• _Data for this exercise_
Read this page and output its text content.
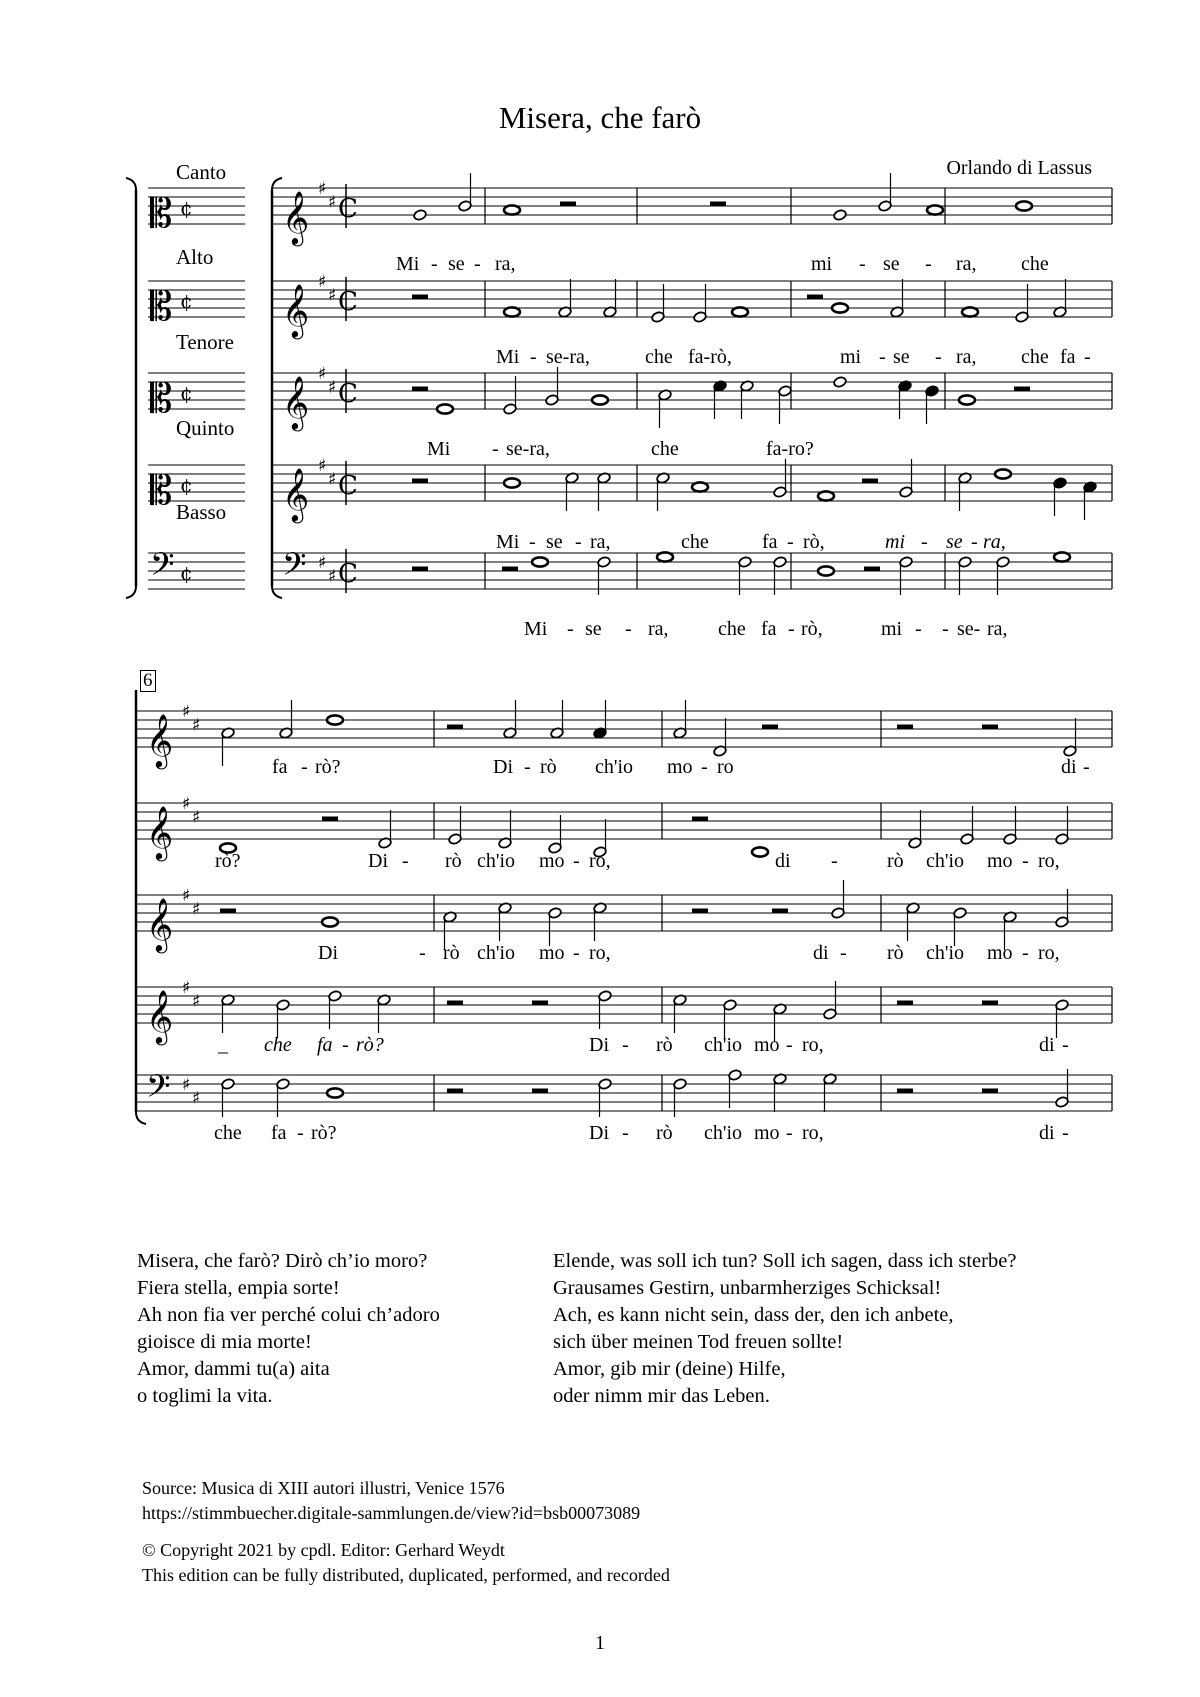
Misera, che farò
Orlando di Lassus
Canto
Alto
Tenore
Quinto
Basso
6
𝄡 ¢
𝄡 ¢
𝄡 ¢
𝄡 ¢
𝄢 ¢
𝄞
♯
♯ C
𝄞
♯
♯ C
𝄞
♯
♯ C
𝄞
♯
♯ C
𝄢 ♯
♯ C
𝄞
♯
♯
𝄞
♯
♯
𝄞
♯
♯
𝄞
♯
♯
𝄢 ♯
♯
Mi - se - ra,	mi - se - ra, che
Mi - se-ra,	che fa-rò,	mi - se - ra, che fa -
Mi - se-ra,	che	fa-ro?
Mi - se - ra,	che	fa - rò,	mi - se - ra,
Mi - se - ra, che fa - rò,	mi - - se- ra,
fa - rò?	Di - rò ch'io mo - ro	di -
rò?	Di - rò ch'io mo - ro,	di - rò ch'io mo - ro,
Di	- rò ch'io mo - ro,	di - rò ch'io mo - ro,
_ che fa - rò?	Di - rò ch'io mo - ro,	di -
che fa - rò?	Di - rò ch'io mo - ro,	di -
Misera, che farò? Dirò ch’io moro?
Fiera stella, empia sorte!
Ah non fia ver perché colui ch’adoro
gioisce di mia morte!
Amor, dammi tu(a) aita
o toglimi la vita.
Elende, was soll ich tun? Soll ich sagen, dass ich sterbe?
Grausames Gestirn, unbarmherziges Schicksal!
Ach, es kann nicht sein, dass der, den ich anbete,
sich über meinen Tod freuen sollte!
Amor, gib mir (deine) Hilfe,
oder nimm mir das Leben.
Source: Musica di XIII autori illustri, Venice 1576
https://stimmbuecher.digitale-sammlungen.de/view?id=bsb00073089
© Copyright 2021 by cpdl. Editor: Gerhard Weydt
This edition can be fully distributed, duplicated, performed, and recorded
1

• _Work instructions_
Except for the pictures, give all the material above again verbatim.

• _Full output_
Read this page and output its text content.
Misera, che farò
Orlando di Lassus
Canto
Alto
Tenore
Quinto
Basso
6
𝄡 ¢
𝄡 ¢
𝄡 ¢
𝄡 ¢
𝄢 ¢
𝄞
♯
♯ C
𝄞
♯
♯ C
𝄞
♯
♯ C
𝄞
♯
♯ C
𝄢 ♯
♯ C
𝄞
♯
♯
𝄞
♯
♯
𝄞
♯
♯
𝄞
♯
♯
𝄢 ♯
♯
Mi - se - ra,	mi - se - ra, che
Mi - se-ra,	che fa-rò,	mi - se - ra, che fa -
Mi - se-ra,	che	fa-ro?
Mi - se - ra,	che	fa - rò,	mi - se - ra,
Mi - se - ra, che fa - rò,	mi - - se- ra,
fa - rò?	Di - rò ch'io mo - ro	di -
rò?	Di - rò ch'io mo - ro,	di - rò ch'io mo - ro,
Di	- rò ch'io mo - ro,	di - rò ch'io mo - ro,
_ che fa - rò?	Di - rò ch'io mo - ro,	di -
che fa - rò?	Di - rò ch'io mo - ro,	di -
Misera, che farò? Dirò ch’io moro?
Fiera stella, empia sorte!
Ah non fia ver perché colui ch’adoro
gioisce di mia morte!
Amor, dammi tu(a) aita
o toglimi la vita.
Elende, was soll ich tun? Soll ich sagen, dass ich sterbe?
Grausames Gestirn, unbarmherziges Schicksal!
Ach, es kann nicht sein, dass der, den ich anbete,
sich über meinen Tod freuen sollte!
Amor, gib mir (deine) Hilfe,
oder nimm mir das Leben.
Source: Musica di XIII autori illustri, Venice 1576
https://stimmbuecher.digitale-sammlungen.de/view?id=bsb00073089
© Copyright 2021 by cpdl. Editor: Gerhard Weydt
This edition can be fully distributed, duplicated, performed, and recorded
1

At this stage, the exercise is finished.